— begin Material —

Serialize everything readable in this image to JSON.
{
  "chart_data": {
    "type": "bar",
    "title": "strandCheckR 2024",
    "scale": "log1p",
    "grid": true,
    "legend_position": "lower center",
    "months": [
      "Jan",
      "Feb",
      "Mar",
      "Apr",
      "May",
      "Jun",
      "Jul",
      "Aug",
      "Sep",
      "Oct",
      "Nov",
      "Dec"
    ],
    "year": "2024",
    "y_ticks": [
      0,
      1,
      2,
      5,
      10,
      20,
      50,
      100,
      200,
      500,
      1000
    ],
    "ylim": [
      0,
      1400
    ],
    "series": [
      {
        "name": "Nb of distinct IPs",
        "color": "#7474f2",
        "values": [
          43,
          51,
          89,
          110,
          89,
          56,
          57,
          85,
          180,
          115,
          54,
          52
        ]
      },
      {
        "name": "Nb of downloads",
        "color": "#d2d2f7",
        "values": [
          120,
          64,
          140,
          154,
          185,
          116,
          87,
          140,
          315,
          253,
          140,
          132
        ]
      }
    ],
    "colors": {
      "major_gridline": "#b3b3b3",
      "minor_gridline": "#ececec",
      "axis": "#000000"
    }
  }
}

— end Material —

Reproduce all of the material above word for word.

Serialize everything readable in this image to JSON.
{
  "chart_data": {
    "type": "bar",
    "title": "strandCheckR 2024",
    "scale": "log1p",
    "grid": true,
    "legend_position": "lower center",
    "months": [
      "Jan",
      "Feb",
      "Mar",
      "Apr",
      "May",
      "Jun",
      "Jul",
      "Aug",
      "Sep",
      "Oct",
      "Nov",
      "Dec"
    ],
    "year": "2024",
    "y_ticks": [
      0,
      1,
      2,
      5,
      10,
      20,
      50,
      100,
      200,
      500,
      1000
    ],
    "ylim": [
      0,
      1400
    ],
    "series": [
      {
        "name": "Nb of distinct IPs",
        "color": "#7474f2",
        "values": [
          43,
          51,
          89,
          110,
          89,
          56,
          57,
          85,
          180,
          115,
          54,
          52
        ]
      },
      {
        "name": "Nb of downloads",
        "color": "#d2d2f7",
        "values": [
          120,
          64,
          140,
          154,
          185,
          116,
          87,
          140,
          315,
          253,
          140,
          132
        ]
      }
    ],
    "colors": {
      "major_gridline": "#b3b3b3",
      "minor_gridline": "#ececec",
      "axis": "#000000"
    }
  }
}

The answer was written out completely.